[START]

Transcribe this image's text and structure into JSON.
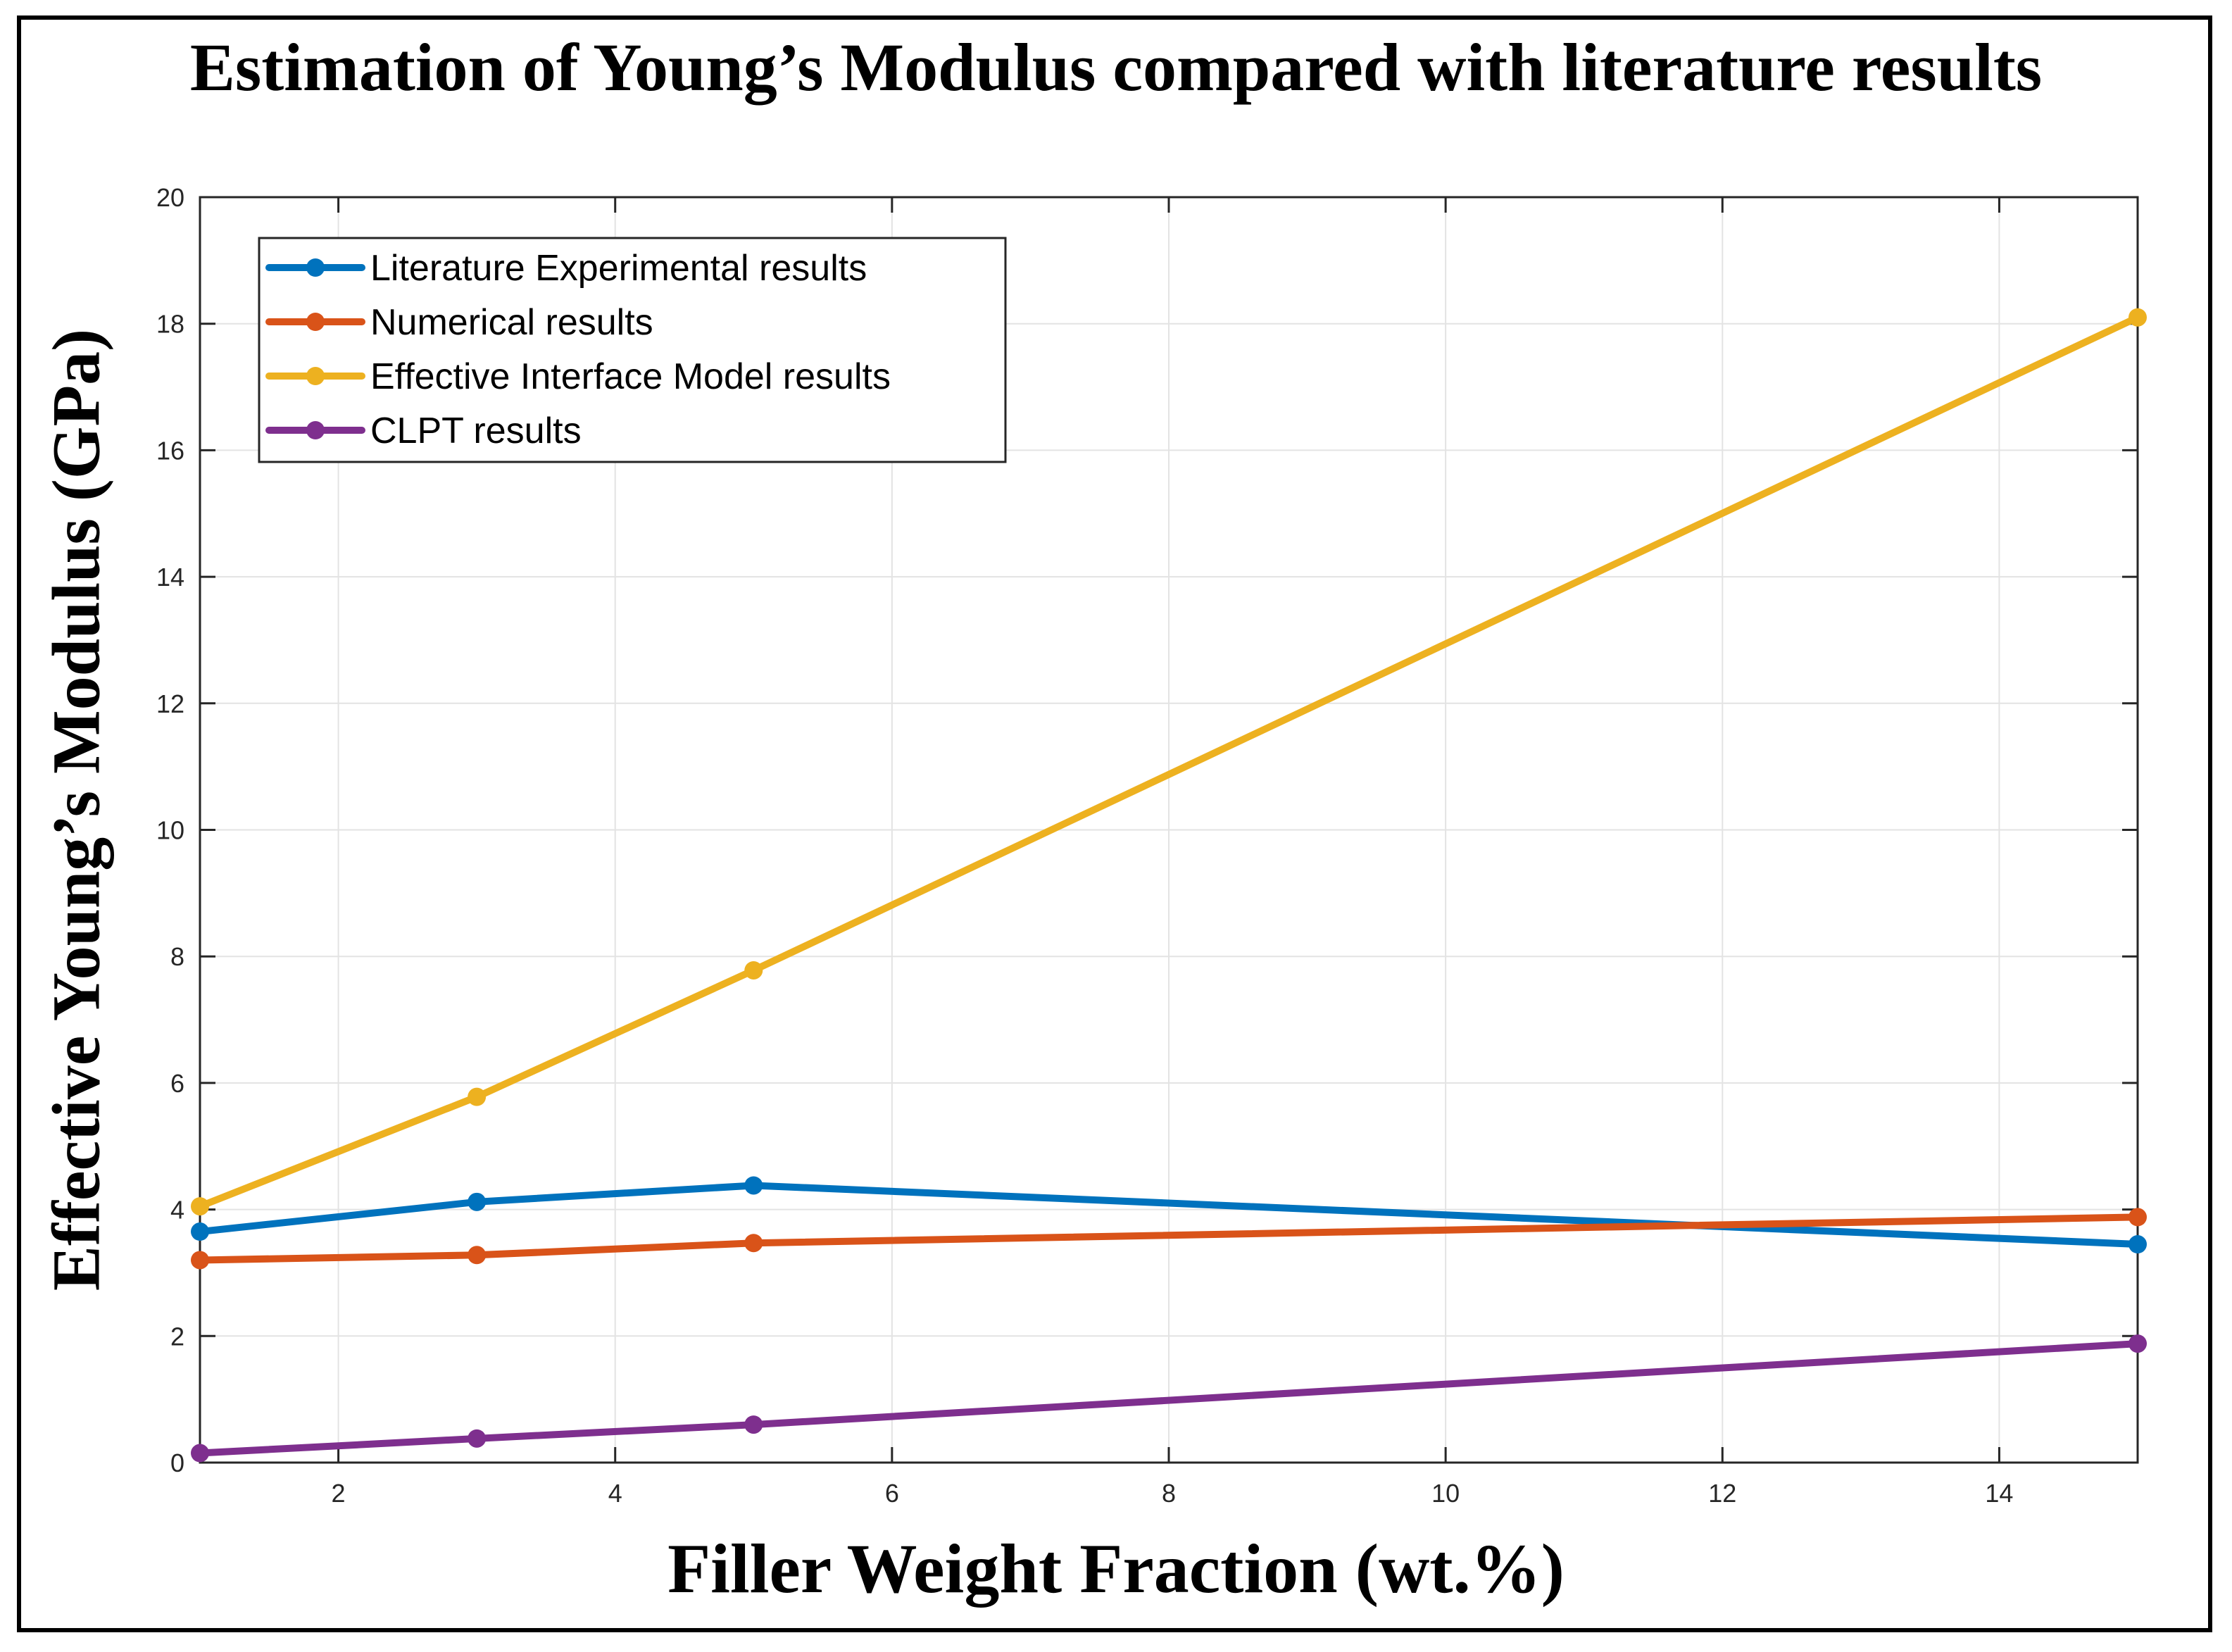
{
  "chart_data": {
    "type": "line",
    "title": "Estimation of Young’s Modulus compared with literature results",
    "xlabel": "Filler Weight Fraction (wt.%)",
    "ylabel": "Effective Young’s Modulus (GPa)",
    "xlim": [
      1,
      15
    ],
    "ylim": [
      0,
      20
    ],
    "xticks": [
      2,
      4,
      6,
      8,
      10,
      12,
      14
    ],
    "yticks": [
      0,
      2,
      4,
      6,
      8,
      10,
      12,
      14,
      16,
      18,
      20
    ],
    "grid": true,
    "legend_position": "top-left",
    "x": [
      1,
      3,
      5,
      15
    ],
    "series": [
      {
        "name": "Literature Experimental results",
        "color": "#0072BD",
        "values": [
          3.65,
          4.12,
          4.38,
          3.45
        ]
      },
      {
        "name": "Numerical results",
        "color": "#D95319",
        "values": [
          3.2,
          3.28,
          3.47,
          3.88
        ]
      },
      {
        "name": "Effective Interface Model results",
        "color": "#EDB120",
        "values": [
          4.05,
          5.78,
          7.78,
          18.1
        ]
      },
      {
        "name": "CLPT results",
        "color": "#7E2F8E",
        "values": [
          0.15,
          0.38,
          0.6,
          1.88
        ]
      }
    ]
  }
}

[END]

→ **Short task**
Images do not belong in the copy; reproduce all other parts of the records above verbatim.

→ **Reply**
Transcribe this image's text and structure into JSON.
{
  "chart_data": {
    "type": "line",
    "title": "Estimation of Young’s Modulus compared with literature results",
    "xlabel": "Filler Weight Fraction (wt.%)",
    "ylabel": "Effective Young’s Modulus (GPa)",
    "xlim": [
      1,
      15
    ],
    "ylim": [
      0,
      20
    ],
    "xticks": [
      2,
      4,
      6,
      8,
      10,
      12,
      14
    ],
    "yticks": [
      0,
      2,
      4,
      6,
      8,
      10,
      12,
      14,
      16,
      18,
      20
    ],
    "grid": true,
    "legend_position": "top-left",
    "x": [
      1,
      3,
      5,
      15
    ],
    "series": [
      {
        "name": "Literature Experimental results",
        "color": "#0072BD",
        "values": [
          3.65,
          4.12,
          4.38,
          3.45
        ]
      },
      {
        "name": "Numerical results",
        "color": "#D95319",
        "values": [
          3.2,
          3.28,
          3.47,
          3.88
        ]
      },
      {
        "name": "Effective Interface Model results",
        "color": "#EDB120",
        "values": [
          4.05,
          5.78,
          7.78,
          18.1
        ]
      },
      {
        "name": "CLPT results",
        "color": "#7E2F8E",
        "values": [
          0.15,
          0.38,
          0.6,
          1.88
        ]
      }
    ]
  }
}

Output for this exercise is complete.